What the task requires — Isolate every line in the data with the string "Pair" and copy it.

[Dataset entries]
▼
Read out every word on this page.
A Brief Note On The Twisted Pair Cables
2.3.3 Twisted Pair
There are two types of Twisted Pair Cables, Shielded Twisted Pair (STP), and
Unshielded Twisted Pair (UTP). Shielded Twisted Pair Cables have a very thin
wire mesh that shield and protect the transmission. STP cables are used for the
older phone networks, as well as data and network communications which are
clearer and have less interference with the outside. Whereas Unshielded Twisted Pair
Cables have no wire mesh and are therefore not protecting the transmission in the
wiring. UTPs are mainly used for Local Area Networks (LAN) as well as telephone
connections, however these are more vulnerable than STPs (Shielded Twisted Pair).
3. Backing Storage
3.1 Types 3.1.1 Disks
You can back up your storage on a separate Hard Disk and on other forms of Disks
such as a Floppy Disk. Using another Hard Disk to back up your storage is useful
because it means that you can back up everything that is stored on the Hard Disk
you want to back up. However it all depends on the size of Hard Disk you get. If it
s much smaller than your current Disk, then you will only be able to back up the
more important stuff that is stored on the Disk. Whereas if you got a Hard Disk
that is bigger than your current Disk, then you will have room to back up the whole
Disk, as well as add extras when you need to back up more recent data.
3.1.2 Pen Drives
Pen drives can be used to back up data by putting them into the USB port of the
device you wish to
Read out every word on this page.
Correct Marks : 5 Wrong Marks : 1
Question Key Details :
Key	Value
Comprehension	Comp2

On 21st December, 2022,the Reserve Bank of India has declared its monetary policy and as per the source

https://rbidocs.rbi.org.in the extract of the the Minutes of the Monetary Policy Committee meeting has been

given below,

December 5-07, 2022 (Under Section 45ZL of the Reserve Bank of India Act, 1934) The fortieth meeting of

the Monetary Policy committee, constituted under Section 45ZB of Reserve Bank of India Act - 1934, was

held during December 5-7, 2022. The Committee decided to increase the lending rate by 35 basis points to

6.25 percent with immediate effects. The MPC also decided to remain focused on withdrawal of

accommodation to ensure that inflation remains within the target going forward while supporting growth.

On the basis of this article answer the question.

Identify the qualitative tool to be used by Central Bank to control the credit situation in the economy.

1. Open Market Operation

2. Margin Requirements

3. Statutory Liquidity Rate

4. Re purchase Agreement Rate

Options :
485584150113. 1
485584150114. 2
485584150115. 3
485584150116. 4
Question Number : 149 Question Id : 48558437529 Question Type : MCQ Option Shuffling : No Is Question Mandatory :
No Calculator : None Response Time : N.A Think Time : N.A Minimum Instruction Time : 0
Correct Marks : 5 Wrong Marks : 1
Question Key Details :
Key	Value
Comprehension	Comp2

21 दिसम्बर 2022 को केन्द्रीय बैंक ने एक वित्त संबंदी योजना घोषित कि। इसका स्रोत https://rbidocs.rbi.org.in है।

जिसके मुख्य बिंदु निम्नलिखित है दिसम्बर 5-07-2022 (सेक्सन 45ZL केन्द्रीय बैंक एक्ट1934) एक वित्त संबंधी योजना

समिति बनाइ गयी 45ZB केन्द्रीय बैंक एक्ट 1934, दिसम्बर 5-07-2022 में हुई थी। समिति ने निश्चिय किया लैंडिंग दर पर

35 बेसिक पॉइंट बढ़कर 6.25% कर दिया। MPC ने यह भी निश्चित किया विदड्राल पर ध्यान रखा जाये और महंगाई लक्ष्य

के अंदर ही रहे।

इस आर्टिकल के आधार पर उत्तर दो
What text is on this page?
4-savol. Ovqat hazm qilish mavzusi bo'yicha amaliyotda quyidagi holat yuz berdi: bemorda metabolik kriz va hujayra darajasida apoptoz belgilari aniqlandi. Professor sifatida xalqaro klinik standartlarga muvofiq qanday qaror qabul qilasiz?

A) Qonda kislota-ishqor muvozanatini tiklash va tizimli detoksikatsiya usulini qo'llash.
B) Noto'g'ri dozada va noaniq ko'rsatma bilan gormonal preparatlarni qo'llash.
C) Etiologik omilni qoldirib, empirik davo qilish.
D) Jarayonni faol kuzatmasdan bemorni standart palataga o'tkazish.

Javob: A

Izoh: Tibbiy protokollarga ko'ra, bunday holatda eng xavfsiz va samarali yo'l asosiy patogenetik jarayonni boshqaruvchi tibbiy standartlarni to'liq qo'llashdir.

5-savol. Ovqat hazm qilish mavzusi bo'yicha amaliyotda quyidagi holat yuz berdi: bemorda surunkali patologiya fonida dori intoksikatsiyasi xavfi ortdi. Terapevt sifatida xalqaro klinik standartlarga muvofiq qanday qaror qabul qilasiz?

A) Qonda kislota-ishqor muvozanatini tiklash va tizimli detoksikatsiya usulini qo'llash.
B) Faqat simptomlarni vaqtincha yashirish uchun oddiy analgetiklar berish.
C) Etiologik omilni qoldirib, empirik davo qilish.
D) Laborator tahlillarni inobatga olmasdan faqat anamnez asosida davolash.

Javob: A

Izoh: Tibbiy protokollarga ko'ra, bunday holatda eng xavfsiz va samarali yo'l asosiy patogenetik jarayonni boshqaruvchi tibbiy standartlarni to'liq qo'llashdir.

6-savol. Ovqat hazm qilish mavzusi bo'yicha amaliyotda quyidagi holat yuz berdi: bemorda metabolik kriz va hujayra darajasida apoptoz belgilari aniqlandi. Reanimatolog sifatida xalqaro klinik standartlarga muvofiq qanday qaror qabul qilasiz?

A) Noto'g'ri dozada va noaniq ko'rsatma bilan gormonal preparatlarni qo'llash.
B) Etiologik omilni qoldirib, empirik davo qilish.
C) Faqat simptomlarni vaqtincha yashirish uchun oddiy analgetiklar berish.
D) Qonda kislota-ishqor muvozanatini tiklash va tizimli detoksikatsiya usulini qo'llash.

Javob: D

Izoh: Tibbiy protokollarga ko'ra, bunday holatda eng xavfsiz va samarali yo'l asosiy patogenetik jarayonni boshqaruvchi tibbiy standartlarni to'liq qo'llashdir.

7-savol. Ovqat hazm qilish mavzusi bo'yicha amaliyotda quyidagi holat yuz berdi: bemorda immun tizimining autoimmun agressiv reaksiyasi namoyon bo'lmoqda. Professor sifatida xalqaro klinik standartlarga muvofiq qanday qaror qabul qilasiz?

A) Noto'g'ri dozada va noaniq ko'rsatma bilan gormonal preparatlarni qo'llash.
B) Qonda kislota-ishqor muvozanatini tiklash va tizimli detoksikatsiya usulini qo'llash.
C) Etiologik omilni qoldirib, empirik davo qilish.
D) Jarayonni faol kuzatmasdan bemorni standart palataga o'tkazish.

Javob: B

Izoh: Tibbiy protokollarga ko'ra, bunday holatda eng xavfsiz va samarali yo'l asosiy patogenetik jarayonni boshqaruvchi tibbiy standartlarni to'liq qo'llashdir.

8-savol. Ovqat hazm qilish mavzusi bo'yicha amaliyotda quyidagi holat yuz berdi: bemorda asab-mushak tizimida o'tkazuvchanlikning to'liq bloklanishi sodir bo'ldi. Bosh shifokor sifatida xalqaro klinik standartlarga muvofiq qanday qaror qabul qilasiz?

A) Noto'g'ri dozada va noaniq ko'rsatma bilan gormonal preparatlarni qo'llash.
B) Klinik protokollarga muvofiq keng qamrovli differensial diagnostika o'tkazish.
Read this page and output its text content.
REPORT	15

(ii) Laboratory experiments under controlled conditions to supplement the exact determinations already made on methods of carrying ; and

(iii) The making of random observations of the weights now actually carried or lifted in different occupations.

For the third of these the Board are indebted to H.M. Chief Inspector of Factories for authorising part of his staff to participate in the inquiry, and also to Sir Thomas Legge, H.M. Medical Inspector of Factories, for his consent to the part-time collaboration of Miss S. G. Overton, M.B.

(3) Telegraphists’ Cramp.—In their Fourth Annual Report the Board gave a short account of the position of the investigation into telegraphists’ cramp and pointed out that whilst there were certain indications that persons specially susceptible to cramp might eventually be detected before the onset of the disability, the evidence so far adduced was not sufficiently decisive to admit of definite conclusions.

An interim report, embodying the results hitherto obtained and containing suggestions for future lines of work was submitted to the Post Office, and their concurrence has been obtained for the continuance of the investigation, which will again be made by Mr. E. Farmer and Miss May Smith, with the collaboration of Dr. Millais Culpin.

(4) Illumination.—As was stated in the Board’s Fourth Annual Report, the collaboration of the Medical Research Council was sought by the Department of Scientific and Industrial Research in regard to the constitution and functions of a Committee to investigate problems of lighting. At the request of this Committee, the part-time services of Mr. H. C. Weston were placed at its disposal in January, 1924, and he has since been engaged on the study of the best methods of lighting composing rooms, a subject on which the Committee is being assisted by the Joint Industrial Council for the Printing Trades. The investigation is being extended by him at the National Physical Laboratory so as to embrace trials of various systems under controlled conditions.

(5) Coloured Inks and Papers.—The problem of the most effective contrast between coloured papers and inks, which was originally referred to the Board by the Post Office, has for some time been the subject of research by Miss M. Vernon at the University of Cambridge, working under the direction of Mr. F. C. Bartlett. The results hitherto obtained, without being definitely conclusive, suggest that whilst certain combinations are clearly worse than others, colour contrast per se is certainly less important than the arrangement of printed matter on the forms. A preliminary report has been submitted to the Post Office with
▲
Solution for this exercise —
A Brief Note On The Twisted Pair Cables
2.3.3 Twisted Pair
There are two types of Twisted Pair Cables, Shielded Twisted Pair (STP), and
Unshielded Twisted Pair (UTP). Shielded Twisted Pair Cables have a very thin
clearer and have less interference with the outside. Whereas Unshielded Twisted Pair
connections, however these are more vulnerable than STPs (Shielded Twisted Pair).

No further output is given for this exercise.